> **Data extract**:

----

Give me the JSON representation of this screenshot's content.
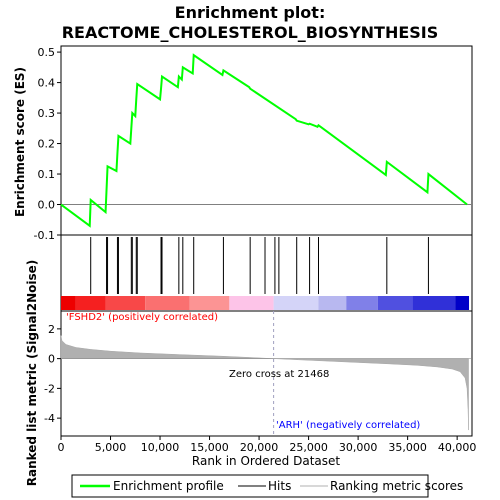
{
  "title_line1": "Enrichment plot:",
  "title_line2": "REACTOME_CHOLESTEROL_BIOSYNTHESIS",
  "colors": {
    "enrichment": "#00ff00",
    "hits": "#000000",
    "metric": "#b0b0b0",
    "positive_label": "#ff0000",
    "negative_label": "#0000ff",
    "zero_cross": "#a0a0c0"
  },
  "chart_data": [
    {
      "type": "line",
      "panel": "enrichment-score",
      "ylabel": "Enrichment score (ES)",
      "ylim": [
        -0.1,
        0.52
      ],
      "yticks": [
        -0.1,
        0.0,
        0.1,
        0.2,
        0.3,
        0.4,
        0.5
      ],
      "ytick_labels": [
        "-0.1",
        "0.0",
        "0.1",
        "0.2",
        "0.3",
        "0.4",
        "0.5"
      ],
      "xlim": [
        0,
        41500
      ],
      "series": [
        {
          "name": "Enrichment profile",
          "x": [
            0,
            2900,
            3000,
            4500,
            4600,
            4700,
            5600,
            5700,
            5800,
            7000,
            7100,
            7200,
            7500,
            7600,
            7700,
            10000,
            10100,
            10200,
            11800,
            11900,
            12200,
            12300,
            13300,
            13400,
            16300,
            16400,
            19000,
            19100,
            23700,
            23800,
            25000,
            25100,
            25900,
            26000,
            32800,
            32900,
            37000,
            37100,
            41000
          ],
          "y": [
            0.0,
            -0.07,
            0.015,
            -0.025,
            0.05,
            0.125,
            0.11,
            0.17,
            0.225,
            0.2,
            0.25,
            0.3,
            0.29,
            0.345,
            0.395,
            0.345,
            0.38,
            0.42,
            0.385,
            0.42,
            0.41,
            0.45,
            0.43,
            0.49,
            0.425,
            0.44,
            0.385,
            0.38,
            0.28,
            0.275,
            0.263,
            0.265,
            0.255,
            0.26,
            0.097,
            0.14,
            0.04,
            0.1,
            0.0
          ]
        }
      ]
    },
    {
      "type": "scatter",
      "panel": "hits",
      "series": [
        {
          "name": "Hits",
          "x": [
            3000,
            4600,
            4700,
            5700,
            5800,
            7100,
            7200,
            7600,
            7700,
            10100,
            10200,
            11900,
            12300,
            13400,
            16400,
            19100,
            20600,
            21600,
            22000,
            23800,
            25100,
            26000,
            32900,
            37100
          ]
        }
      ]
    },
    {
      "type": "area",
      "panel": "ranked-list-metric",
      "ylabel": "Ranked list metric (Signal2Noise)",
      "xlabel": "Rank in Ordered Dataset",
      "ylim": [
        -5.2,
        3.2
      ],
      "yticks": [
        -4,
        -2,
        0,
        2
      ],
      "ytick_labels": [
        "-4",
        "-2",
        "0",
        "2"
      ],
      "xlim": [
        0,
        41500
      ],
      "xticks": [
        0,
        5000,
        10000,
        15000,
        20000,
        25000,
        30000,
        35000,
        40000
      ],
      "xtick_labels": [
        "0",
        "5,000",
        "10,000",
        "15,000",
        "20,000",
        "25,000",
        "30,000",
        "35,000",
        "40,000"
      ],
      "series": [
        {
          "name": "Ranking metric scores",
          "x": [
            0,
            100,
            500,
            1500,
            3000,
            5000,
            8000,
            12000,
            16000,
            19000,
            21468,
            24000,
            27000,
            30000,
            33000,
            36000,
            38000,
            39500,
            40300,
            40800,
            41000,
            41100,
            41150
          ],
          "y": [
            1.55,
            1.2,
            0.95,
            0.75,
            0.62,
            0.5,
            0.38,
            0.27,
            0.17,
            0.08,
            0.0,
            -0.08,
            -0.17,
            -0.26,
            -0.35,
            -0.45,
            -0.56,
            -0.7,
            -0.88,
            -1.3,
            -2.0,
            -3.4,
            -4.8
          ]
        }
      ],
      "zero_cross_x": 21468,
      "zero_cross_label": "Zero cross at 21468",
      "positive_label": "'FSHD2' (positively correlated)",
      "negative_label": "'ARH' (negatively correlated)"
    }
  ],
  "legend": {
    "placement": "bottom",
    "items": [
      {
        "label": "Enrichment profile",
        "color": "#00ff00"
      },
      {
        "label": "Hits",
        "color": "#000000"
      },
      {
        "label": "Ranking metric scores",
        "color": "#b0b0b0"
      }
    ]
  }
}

----

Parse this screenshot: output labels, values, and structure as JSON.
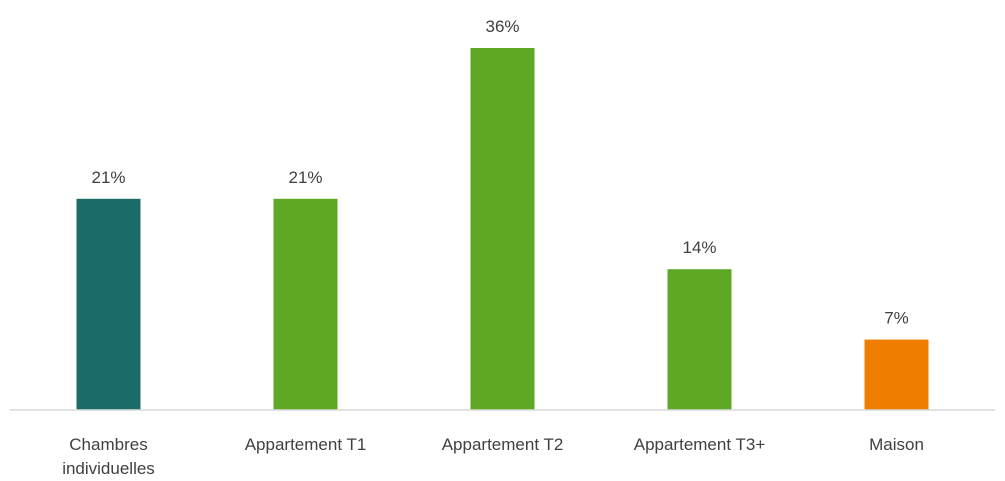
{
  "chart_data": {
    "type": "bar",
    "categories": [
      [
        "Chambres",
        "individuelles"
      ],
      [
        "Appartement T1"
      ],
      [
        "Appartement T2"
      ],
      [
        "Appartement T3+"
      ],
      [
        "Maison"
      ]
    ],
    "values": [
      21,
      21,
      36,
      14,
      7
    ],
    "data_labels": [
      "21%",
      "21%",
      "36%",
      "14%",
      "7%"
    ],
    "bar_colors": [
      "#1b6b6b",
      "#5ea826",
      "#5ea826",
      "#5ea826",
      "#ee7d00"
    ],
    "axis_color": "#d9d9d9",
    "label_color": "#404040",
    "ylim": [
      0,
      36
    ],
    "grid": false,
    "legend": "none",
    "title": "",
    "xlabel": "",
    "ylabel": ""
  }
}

----

> **What is expected**:
Copy down every line of the entries containing the word "name".

> **Task response**:
          "name": "Enrichment profile",
          "name": "Hits",
          "name": "Ranking metric scores",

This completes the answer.